Work required
Every line below that mentions the word "ΗΜΕΡΑ" should be copied out.

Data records

— Start —

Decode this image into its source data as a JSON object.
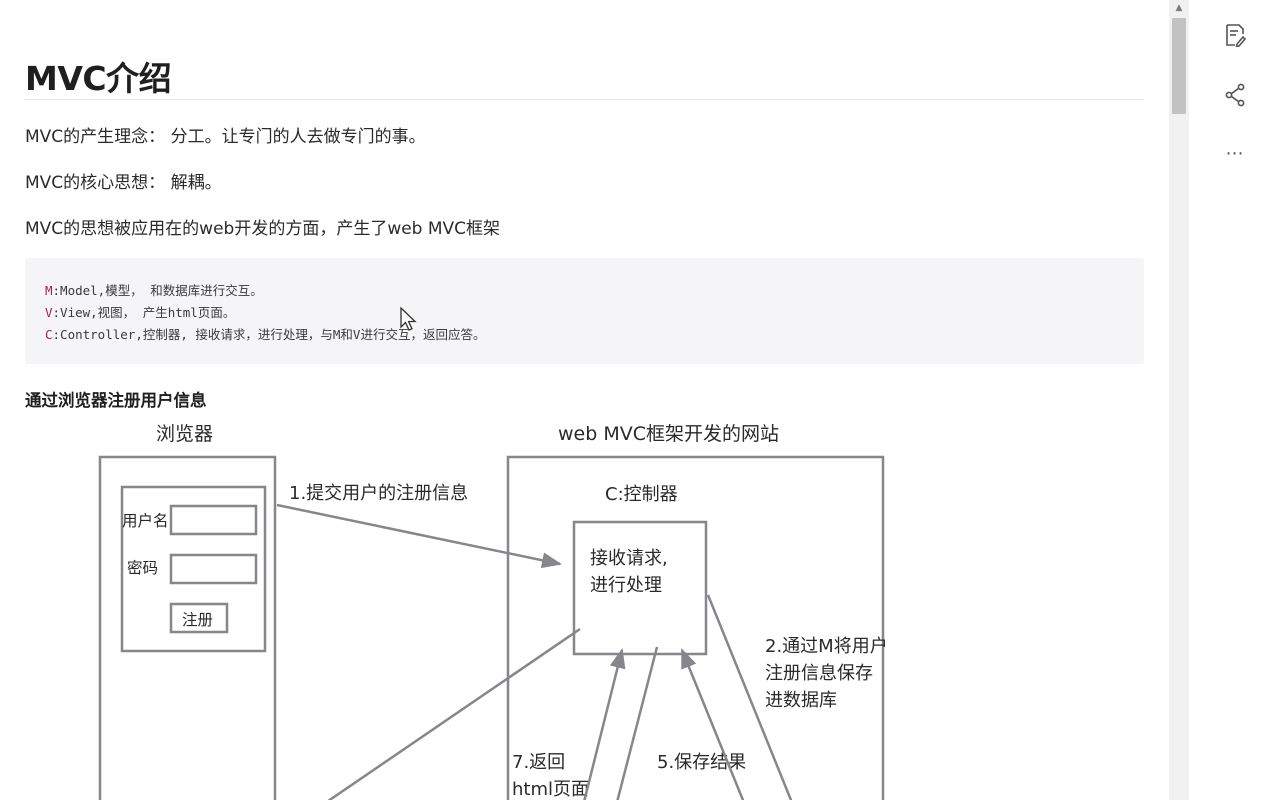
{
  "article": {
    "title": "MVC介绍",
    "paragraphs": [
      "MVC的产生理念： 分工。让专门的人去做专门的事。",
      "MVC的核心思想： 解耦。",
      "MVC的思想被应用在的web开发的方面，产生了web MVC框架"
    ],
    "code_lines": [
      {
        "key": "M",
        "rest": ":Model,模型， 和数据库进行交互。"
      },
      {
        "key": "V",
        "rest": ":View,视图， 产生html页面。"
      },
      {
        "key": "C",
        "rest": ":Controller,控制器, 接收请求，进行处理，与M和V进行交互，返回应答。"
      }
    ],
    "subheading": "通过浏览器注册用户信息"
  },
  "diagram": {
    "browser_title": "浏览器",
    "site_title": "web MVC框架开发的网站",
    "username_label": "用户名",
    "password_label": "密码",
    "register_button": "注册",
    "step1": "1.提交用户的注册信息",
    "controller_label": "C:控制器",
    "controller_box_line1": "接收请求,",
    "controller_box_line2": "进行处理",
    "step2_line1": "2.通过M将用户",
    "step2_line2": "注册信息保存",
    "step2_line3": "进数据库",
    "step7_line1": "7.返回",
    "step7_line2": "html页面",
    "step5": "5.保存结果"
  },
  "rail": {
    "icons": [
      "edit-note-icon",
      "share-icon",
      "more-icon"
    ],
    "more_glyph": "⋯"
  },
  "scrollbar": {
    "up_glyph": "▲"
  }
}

— End —
— Start —

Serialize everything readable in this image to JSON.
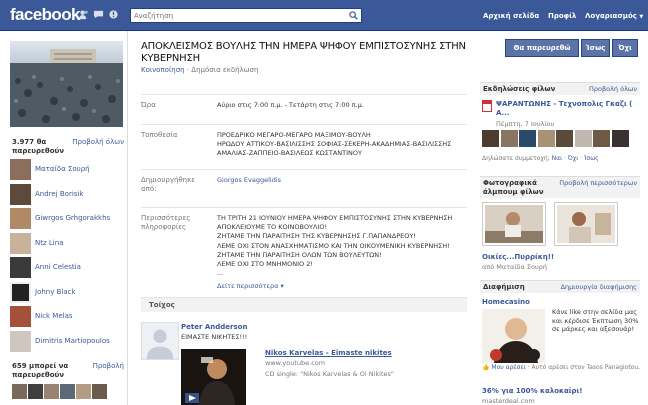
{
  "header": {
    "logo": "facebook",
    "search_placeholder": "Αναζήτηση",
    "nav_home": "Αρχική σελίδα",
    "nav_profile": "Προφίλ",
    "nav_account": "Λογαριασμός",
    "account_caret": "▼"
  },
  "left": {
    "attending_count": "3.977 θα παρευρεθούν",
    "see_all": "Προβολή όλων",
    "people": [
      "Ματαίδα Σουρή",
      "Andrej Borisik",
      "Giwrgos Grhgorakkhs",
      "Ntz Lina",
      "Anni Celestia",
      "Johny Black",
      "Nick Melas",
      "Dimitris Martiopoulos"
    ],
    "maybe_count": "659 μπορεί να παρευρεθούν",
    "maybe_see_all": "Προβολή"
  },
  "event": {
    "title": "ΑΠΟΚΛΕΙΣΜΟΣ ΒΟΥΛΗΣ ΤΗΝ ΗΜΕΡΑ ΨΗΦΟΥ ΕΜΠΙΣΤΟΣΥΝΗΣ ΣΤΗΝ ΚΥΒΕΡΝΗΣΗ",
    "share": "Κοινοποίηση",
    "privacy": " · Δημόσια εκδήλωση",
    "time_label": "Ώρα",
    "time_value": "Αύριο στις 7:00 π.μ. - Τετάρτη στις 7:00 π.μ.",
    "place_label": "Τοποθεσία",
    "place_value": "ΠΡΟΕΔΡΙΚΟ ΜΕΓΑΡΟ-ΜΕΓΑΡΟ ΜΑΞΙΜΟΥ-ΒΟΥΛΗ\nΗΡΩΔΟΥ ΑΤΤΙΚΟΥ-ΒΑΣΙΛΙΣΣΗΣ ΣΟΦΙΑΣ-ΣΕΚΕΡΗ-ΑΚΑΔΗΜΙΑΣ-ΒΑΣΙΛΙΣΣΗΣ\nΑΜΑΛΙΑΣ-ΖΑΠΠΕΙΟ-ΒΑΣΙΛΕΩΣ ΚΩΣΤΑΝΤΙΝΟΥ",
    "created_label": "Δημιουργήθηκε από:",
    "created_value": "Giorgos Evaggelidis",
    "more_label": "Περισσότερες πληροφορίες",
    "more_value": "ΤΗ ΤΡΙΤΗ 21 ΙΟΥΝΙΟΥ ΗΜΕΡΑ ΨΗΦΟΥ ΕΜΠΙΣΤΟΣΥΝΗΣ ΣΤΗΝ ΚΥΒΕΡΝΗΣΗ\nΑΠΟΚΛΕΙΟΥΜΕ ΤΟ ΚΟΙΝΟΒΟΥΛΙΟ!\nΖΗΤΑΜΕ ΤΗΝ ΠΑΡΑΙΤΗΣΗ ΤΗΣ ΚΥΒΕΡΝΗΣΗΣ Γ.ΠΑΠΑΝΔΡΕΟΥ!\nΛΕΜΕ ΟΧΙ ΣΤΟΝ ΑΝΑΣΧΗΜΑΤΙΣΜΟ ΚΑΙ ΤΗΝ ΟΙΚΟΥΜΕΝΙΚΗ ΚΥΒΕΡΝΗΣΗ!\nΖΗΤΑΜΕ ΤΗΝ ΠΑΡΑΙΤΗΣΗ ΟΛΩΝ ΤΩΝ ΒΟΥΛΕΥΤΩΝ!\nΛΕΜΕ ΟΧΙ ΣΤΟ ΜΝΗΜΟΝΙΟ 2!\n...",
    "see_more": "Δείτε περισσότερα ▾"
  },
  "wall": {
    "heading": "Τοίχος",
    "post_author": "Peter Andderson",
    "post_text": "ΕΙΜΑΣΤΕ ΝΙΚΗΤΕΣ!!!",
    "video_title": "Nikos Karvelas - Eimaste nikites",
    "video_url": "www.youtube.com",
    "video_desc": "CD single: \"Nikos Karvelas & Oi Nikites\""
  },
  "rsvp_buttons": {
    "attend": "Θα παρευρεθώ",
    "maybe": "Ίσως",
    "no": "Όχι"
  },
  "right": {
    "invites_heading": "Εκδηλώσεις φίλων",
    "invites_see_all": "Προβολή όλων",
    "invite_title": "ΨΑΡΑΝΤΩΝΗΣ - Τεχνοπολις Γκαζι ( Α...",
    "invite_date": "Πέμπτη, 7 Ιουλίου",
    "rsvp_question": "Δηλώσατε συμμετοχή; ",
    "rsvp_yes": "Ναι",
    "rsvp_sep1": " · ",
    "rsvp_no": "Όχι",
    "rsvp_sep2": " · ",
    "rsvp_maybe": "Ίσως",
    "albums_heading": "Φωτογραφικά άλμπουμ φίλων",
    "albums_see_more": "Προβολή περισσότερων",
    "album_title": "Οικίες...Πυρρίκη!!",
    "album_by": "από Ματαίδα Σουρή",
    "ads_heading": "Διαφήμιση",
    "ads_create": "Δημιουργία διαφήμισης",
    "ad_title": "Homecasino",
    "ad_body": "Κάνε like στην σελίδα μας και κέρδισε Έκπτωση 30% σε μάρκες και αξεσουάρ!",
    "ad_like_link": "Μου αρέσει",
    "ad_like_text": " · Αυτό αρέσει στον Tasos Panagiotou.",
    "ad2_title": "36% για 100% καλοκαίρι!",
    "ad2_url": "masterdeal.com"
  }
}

— End —
— Start —

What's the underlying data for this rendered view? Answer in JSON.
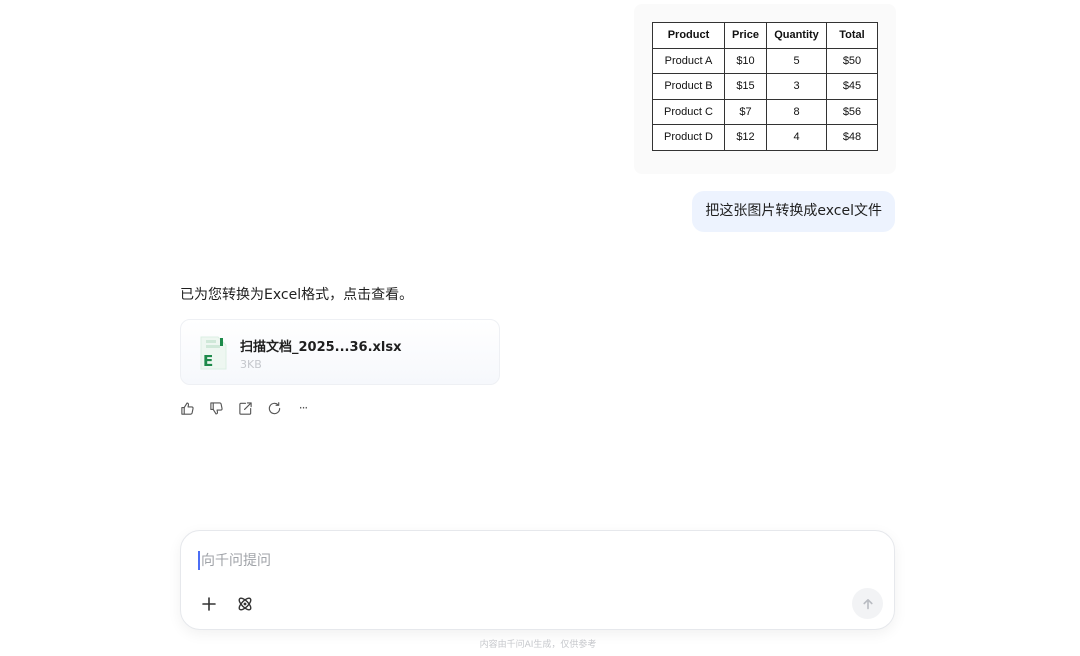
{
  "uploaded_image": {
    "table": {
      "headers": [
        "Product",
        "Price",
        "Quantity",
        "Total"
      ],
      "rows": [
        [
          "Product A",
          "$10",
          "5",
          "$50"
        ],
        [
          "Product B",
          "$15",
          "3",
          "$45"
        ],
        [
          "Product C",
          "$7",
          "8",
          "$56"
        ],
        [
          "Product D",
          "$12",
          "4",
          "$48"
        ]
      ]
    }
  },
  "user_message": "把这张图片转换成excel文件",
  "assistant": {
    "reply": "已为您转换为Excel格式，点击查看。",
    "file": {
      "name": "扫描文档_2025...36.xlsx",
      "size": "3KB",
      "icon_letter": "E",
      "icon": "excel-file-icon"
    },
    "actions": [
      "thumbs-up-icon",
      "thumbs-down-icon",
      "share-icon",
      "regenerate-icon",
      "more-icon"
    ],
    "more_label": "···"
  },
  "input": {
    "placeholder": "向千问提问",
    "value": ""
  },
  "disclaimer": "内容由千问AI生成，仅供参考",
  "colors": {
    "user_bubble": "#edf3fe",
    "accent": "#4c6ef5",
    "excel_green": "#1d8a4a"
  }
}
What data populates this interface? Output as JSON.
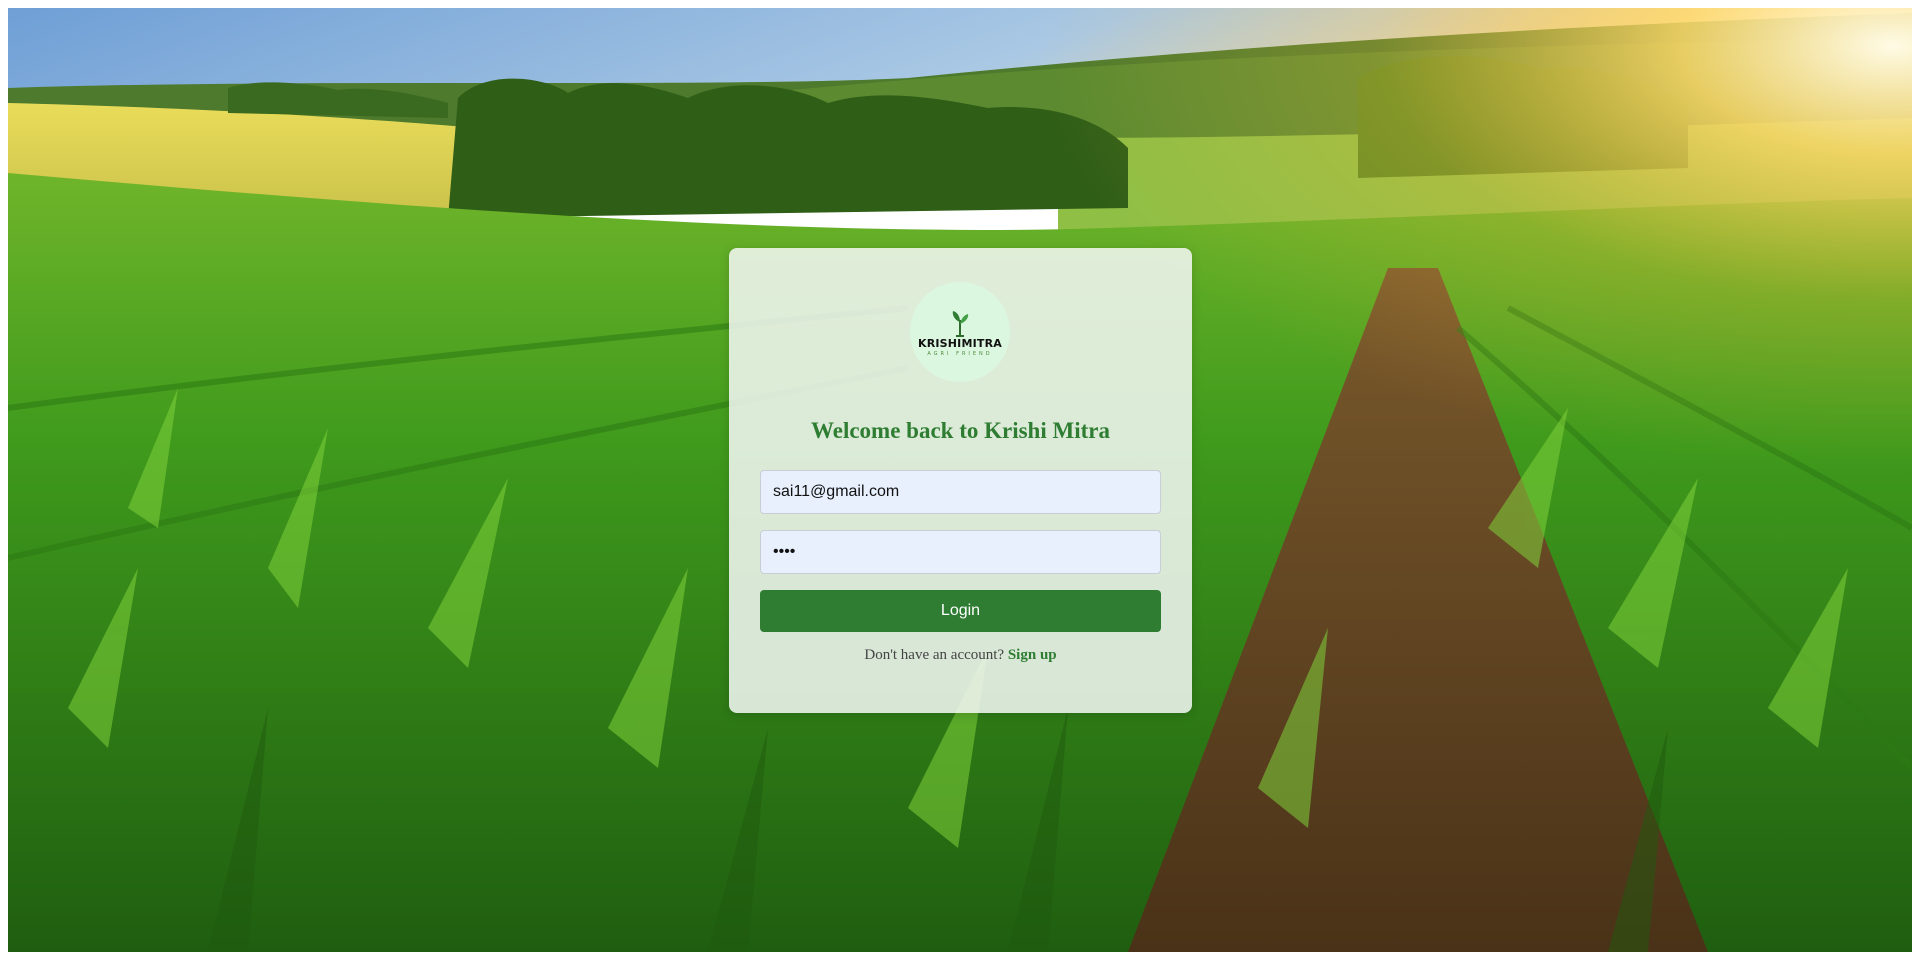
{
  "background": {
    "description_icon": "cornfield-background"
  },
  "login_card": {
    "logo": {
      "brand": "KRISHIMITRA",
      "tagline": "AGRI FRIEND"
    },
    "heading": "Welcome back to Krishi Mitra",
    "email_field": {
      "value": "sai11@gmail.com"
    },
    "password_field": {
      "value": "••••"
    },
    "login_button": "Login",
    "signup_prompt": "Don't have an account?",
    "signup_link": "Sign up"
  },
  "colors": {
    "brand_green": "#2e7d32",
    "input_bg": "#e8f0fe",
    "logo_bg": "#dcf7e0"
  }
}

— End —

Correct output
    "title": "ΑΠΟΚΛΕΙΣΜΟΣ ΒΟΥΛΗΣ ΤΗΝ ΗΜΕΡΑ ΨΗΦΟΥ ΕΜΠΙΣΤΟΣΥΝΗΣ ΣΤΗΝ ΚΥΒΕΡΝΗΣΗ",
    "more_value": "ΤΗ ΤΡΙΤΗ 21 ΙΟΥΝΙΟΥ ΗΜΕΡΑ ΨΗΦΟΥ ΕΜΠΙΣΤΟΣΥΝΗΣ ΣΤΗΝ ΚΥΒΕΡΝΗΣΗ\nΑΠΟΚΛΕΙΟΥΜΕ ΤΟ ΚΟΙΝΟΒΟΥΛΙΟ!\nΖΗΤΑΜΕ ΤΗΝ ΠΑΡΑΙΤΗΣΗ ΤΗΣ ΚΥΒΕΡΝΗΣΗΣ Γ.ΠΑΠΑΝΔΡΕΟΥ!\nΛΕΜΕ ΟΧΙ ΣΤΟΝ ΑΝΑΣΧΗΜΑΤΙΣΜΟ ΚΑΙ ΤΗΝ ΟΙΚΟΥΜΕΝΙΚΗ ΚΥΒΕΡΝΗΣΗ!\nΖΗΤΑΜΕ ΤΗΝ ΠΑΡΑΙΤΗΣΗ ΟΛΩΝ ΤΩΝ ΒΟΥΛΕΥΤΩΝ!\nΛΕΜΕ ΟΧΙ ΣΤΟ ΜΝΗΜΟΝΙΟ 2!\n...",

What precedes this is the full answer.